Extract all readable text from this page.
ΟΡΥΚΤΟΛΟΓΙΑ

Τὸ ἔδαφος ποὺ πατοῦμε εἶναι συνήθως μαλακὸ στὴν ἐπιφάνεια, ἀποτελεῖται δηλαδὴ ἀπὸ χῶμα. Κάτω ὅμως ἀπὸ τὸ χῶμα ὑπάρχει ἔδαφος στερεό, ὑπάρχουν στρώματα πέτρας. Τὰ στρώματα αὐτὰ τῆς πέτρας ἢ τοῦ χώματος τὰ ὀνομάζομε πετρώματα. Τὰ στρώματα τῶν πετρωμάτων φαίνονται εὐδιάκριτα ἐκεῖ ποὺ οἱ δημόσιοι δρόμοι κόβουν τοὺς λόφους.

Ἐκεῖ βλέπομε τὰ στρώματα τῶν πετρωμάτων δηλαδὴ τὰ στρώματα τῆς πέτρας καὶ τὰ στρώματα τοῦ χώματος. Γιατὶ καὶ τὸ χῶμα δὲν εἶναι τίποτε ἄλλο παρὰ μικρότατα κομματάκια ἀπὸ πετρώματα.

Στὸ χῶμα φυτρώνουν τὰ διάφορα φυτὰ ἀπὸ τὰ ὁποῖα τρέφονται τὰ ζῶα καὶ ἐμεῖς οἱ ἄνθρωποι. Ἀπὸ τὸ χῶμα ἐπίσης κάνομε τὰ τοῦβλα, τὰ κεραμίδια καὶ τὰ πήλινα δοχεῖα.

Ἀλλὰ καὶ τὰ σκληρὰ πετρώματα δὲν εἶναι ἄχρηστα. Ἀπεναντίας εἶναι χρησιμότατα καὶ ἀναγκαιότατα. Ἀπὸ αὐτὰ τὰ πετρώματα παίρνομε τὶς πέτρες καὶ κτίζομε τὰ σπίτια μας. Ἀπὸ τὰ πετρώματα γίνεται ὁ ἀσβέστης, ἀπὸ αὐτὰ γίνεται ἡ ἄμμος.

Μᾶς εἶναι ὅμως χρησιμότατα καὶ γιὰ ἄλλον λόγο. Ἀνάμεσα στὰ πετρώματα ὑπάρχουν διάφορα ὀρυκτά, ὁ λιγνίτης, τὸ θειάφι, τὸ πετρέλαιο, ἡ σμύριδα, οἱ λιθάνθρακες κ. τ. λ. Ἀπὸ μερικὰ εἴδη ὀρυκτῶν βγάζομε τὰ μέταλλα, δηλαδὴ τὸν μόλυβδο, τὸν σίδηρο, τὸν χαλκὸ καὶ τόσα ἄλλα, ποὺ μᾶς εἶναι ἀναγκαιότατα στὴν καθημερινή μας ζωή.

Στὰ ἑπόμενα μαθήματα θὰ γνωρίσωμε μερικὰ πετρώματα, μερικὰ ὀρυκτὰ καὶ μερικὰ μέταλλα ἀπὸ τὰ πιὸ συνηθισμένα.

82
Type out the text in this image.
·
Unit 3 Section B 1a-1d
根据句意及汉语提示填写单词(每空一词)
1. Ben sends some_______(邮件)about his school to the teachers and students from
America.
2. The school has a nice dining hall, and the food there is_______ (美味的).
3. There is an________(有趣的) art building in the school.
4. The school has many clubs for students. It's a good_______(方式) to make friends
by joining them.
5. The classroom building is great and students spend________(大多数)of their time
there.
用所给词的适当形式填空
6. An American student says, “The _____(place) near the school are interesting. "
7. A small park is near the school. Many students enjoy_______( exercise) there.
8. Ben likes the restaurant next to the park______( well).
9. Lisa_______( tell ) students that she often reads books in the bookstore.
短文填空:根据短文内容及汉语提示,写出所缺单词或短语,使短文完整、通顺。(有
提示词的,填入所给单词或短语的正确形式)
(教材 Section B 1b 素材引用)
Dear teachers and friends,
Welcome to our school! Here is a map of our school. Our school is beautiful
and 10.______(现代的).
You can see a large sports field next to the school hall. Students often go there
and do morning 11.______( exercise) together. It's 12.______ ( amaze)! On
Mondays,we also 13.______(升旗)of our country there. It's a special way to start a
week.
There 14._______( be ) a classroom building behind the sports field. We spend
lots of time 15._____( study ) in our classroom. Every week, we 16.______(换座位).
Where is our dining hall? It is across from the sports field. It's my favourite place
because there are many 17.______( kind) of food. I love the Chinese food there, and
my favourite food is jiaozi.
#####
◆ **INSTRUCTIONS TO FOLLOW**
Note every line above where the string "place" shows up, and copy those lines.

◆ **REPLY TO THE EXERCISE**
6. An American student says, “The _____(place) near the school are interesting. "
Where is our dining hall? It is across from the sports field. It's my favourite place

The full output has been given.